• Work to complete: Find the string "JSON" in the listing and report every line that has it.

══ Available records ══

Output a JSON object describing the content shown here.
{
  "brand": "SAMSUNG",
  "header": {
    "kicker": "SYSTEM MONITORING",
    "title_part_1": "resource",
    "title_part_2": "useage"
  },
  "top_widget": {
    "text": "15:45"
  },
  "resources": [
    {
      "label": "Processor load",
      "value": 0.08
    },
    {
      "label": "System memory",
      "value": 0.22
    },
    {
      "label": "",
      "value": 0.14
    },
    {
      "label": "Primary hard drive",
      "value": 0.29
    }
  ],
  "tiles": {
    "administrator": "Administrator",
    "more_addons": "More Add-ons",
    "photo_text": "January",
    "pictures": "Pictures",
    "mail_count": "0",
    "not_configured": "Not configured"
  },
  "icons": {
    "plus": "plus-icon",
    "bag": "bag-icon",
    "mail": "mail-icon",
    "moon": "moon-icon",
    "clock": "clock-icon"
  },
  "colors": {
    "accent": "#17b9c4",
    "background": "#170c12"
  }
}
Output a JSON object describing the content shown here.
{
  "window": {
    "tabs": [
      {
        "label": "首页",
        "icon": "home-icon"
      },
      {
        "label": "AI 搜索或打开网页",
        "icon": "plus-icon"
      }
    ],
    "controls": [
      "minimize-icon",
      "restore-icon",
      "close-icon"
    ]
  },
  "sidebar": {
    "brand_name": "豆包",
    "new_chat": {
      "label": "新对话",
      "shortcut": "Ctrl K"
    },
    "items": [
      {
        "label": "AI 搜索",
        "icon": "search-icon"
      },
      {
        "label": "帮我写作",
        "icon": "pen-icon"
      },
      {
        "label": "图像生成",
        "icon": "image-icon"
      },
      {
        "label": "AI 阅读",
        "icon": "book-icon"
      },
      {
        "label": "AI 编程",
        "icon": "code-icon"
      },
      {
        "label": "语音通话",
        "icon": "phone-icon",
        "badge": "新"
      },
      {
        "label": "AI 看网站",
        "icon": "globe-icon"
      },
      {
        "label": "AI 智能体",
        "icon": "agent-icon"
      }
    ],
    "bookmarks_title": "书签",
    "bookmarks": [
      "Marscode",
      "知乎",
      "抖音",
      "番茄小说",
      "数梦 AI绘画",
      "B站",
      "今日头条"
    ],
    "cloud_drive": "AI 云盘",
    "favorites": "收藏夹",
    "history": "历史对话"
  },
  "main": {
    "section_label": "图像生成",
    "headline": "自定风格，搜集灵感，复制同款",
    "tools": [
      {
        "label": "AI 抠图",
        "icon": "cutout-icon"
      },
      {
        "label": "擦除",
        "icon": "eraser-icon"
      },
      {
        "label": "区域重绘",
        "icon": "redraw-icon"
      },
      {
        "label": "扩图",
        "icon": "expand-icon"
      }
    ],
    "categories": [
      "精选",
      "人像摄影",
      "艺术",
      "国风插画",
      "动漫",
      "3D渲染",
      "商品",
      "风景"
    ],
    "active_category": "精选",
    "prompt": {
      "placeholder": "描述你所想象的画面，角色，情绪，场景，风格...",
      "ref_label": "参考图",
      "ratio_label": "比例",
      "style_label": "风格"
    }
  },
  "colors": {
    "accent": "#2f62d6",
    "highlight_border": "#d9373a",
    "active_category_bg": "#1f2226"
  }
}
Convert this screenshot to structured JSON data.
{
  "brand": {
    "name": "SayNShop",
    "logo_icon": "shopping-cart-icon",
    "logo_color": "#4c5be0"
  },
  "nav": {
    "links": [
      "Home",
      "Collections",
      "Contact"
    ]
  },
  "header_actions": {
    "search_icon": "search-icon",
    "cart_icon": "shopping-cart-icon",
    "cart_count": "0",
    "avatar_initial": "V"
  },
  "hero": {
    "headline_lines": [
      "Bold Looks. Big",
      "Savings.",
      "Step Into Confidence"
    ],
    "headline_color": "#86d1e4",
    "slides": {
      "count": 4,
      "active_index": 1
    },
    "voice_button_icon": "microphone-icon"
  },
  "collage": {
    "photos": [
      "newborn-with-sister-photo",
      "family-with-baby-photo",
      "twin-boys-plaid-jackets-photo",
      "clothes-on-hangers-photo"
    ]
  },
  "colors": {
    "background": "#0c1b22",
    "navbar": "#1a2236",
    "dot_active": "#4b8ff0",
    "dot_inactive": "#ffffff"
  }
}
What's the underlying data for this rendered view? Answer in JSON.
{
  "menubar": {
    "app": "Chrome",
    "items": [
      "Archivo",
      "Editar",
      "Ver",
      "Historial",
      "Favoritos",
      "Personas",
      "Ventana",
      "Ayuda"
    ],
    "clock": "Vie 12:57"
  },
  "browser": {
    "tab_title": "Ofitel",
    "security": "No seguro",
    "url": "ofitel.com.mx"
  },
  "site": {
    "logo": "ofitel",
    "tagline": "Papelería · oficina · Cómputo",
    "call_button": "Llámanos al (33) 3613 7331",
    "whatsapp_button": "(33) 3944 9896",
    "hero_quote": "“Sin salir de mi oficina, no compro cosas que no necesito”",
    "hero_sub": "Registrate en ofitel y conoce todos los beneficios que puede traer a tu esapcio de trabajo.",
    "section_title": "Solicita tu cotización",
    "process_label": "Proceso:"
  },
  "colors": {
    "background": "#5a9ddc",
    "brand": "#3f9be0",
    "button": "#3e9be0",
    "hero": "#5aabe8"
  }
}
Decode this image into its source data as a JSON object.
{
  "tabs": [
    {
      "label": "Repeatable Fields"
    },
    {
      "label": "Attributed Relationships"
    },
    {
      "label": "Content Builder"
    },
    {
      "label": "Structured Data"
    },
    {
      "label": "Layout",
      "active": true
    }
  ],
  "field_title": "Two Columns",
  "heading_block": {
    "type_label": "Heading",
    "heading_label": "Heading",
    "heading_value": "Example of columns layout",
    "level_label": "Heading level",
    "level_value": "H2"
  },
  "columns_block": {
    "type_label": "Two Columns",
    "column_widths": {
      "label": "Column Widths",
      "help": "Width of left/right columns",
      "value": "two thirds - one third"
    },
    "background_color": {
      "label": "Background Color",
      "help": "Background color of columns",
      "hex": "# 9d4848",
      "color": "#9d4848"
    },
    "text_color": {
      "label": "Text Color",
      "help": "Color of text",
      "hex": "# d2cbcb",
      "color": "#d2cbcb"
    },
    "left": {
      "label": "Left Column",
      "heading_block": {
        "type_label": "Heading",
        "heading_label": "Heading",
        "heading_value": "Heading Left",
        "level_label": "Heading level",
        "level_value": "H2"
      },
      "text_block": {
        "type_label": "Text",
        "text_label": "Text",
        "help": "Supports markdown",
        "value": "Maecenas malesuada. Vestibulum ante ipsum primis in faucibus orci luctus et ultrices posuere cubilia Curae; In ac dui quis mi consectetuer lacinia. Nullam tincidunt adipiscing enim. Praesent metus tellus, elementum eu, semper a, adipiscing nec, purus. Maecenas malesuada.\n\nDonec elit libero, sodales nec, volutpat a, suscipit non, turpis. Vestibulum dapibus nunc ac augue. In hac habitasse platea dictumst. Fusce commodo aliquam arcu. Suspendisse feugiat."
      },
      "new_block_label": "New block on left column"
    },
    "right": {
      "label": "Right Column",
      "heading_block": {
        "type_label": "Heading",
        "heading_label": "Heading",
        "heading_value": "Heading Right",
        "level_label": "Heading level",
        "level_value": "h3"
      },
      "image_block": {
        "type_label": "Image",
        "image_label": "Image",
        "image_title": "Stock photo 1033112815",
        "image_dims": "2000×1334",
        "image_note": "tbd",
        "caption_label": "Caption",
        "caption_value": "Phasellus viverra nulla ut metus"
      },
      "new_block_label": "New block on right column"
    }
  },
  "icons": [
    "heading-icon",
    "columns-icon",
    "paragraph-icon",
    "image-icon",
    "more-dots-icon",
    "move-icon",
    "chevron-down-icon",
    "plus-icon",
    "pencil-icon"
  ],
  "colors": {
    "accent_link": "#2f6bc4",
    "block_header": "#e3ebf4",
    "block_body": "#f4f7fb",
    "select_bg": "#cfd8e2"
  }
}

═══

• Full answer:
Output a JSON object describing the content shown here.
Output a JSON object describing the content shown here.
Convert this screenshot to structured JSON data.
What's the underlying data for this rendered view? Answer in JSON.
Decode this image into its source data as a JSON object.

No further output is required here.